Copy out each line below that has the word "plusieurs" in it.
Start of Supplied entries
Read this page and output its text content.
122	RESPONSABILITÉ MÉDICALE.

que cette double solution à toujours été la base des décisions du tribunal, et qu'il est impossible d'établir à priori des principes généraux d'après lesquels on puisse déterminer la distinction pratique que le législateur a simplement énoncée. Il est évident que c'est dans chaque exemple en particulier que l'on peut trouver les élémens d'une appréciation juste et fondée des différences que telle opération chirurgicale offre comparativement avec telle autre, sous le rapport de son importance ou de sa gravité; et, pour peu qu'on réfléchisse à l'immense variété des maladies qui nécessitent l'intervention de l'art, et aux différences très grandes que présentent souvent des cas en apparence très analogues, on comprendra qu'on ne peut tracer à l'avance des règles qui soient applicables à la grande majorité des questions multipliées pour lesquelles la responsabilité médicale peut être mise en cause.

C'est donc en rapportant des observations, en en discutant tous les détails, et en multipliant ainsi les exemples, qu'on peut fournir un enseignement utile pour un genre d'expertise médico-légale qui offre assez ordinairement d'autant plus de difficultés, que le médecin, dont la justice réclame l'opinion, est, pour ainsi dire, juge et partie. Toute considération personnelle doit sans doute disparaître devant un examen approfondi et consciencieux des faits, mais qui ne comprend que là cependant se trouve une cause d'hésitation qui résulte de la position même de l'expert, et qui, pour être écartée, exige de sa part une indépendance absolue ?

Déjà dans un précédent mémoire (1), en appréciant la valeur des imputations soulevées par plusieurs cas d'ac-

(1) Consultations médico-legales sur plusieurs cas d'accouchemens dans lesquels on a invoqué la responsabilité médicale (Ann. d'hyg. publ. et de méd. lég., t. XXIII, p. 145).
End of Supplied entries
Start of Supplied entries
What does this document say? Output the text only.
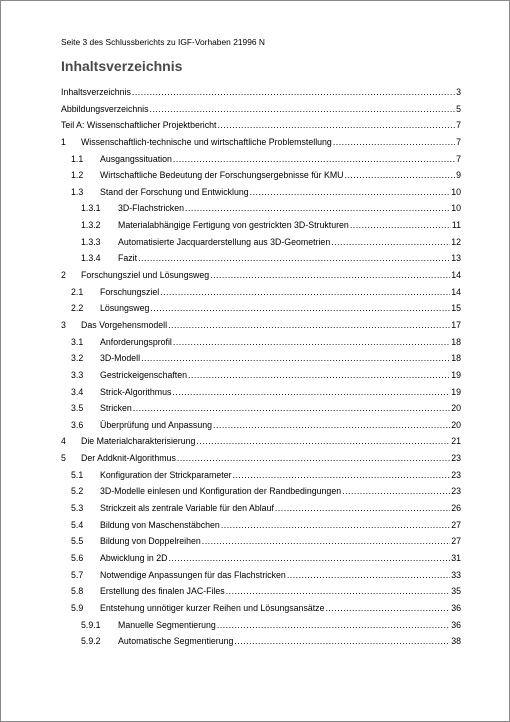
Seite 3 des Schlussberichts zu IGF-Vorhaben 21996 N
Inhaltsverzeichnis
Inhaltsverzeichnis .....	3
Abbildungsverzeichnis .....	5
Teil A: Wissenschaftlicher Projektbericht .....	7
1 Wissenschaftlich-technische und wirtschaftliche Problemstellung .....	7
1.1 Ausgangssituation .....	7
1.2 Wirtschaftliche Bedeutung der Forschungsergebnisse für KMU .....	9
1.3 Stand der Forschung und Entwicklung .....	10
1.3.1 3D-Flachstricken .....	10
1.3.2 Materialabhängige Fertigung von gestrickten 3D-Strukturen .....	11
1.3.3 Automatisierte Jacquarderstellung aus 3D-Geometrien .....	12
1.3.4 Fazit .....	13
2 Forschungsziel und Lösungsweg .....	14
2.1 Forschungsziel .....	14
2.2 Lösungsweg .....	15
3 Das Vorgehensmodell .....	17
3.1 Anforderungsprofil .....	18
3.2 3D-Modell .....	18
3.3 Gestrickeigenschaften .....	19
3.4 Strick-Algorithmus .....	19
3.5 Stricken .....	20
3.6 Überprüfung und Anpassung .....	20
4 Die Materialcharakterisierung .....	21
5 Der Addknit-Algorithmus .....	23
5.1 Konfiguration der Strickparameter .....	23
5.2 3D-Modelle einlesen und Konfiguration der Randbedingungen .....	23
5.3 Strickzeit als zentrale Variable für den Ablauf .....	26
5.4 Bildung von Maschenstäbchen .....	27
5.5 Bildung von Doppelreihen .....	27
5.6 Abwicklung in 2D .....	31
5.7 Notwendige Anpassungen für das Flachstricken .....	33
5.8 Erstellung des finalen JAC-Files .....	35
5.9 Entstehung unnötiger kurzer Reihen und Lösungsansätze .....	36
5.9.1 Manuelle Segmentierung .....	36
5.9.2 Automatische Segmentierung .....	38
End of Supplied entries
# Worked solution:
Déjà dans un précédent mémoire (1), en appréciant la valeur des imputations soulevées par plusieurs cas d'ac-
(1) Consultations médico-legales sur plusieurs cas d'accouchemens dans lesquels on a invoqué la responsabilité médicale (Ann. d'hyg. publ. et de méd. lég., t. XXIII, p. 145).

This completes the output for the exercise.